*Exercise aim:*
Copy all lines that contain the word "What".

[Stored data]

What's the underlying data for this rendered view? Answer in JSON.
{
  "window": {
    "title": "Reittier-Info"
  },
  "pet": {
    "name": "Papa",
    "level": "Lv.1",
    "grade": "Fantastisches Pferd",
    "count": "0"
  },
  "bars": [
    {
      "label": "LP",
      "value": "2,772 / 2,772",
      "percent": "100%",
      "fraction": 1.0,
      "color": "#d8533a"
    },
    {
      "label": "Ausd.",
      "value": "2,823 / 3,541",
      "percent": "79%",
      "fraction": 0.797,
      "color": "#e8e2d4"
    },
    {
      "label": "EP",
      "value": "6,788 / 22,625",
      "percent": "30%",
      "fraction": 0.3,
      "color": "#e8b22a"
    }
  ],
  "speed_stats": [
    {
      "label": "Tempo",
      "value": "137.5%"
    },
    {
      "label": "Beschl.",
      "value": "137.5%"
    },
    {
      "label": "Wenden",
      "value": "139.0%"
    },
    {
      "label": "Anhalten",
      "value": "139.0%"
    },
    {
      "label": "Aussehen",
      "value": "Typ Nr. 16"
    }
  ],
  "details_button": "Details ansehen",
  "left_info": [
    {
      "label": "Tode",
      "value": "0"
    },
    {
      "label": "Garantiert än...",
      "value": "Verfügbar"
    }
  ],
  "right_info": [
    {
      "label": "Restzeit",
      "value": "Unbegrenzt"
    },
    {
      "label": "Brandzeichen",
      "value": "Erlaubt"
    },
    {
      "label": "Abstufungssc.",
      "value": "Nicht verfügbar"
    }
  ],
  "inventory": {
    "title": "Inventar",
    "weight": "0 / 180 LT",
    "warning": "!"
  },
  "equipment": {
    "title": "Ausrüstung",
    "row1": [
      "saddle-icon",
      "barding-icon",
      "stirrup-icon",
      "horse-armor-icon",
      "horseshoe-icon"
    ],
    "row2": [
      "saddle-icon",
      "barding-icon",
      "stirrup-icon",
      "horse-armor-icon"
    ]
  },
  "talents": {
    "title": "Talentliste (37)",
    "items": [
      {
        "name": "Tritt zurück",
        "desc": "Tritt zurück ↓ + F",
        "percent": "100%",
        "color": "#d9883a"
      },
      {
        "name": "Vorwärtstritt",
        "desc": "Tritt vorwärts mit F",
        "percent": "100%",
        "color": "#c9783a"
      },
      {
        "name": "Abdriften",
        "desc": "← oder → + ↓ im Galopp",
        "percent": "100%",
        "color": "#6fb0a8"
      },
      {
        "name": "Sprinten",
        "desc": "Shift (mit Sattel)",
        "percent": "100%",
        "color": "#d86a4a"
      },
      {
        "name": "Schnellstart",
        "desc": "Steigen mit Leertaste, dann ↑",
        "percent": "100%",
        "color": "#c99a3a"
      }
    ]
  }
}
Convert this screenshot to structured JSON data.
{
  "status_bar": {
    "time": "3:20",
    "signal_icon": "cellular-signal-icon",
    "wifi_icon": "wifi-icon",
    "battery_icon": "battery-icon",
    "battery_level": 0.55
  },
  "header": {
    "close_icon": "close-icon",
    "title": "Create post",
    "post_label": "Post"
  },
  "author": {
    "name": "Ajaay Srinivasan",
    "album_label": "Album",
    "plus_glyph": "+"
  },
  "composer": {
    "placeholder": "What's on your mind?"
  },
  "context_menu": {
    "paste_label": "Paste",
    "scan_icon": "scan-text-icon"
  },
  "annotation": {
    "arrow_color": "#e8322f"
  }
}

*Expected answer:*
What's the underlying data for this rendered view? Answer in JSON.
    "placeholder": "What's on your mind?"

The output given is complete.